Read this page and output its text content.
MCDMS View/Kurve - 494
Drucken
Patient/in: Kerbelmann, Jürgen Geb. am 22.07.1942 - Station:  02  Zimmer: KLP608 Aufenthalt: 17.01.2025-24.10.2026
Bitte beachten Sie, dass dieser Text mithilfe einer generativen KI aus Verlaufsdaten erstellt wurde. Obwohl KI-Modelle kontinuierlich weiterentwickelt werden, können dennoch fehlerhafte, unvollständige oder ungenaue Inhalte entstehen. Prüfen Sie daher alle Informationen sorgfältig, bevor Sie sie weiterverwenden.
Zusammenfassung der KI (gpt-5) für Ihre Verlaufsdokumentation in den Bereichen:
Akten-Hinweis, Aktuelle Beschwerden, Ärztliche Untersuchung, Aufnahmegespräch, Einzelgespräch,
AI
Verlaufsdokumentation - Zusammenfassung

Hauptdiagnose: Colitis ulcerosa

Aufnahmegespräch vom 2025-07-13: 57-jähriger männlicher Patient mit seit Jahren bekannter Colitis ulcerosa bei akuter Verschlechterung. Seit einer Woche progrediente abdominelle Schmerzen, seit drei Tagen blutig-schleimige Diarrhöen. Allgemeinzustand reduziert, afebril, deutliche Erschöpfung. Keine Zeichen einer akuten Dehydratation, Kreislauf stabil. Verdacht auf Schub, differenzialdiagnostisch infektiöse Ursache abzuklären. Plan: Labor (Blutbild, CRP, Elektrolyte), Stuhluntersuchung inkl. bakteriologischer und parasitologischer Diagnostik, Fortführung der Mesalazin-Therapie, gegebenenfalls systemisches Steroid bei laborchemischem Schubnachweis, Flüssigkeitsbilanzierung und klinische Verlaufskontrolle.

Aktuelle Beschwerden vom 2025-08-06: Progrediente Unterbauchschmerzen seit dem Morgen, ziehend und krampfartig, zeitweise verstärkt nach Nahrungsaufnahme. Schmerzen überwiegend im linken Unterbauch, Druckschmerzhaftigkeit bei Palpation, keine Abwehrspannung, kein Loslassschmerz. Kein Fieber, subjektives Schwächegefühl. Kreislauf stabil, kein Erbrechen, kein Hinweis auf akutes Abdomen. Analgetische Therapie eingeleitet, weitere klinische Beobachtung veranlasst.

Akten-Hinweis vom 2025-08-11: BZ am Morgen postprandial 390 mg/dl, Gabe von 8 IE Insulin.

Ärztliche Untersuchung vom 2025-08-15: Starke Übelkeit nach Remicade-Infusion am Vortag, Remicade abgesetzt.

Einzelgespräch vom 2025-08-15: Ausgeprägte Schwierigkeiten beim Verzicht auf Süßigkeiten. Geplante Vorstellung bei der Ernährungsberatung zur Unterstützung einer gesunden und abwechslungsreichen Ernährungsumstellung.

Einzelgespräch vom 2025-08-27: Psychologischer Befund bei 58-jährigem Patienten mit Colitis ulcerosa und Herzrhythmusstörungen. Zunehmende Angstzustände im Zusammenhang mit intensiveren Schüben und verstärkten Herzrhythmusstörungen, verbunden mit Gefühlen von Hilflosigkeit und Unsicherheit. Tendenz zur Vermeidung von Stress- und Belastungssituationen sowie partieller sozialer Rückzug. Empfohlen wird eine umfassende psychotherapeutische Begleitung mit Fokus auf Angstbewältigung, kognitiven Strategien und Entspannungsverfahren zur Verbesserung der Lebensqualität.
┄┄┄┄┄┄
__TASK TO CARRY OUT__
Copy out each line of the records that holds the string "Akten".

__EXERCISE OUTPUT__
Akten-Hinweis, Aktuelle Beschwerden, Ärztliche Untersuchung, Aufnahmegespräch, Einzelgespräch,
Akten-Hinweis vom 2025-08-11: BZ am Morgen postprandial 390 mg/dl, Gabe von 8 IE Insulin.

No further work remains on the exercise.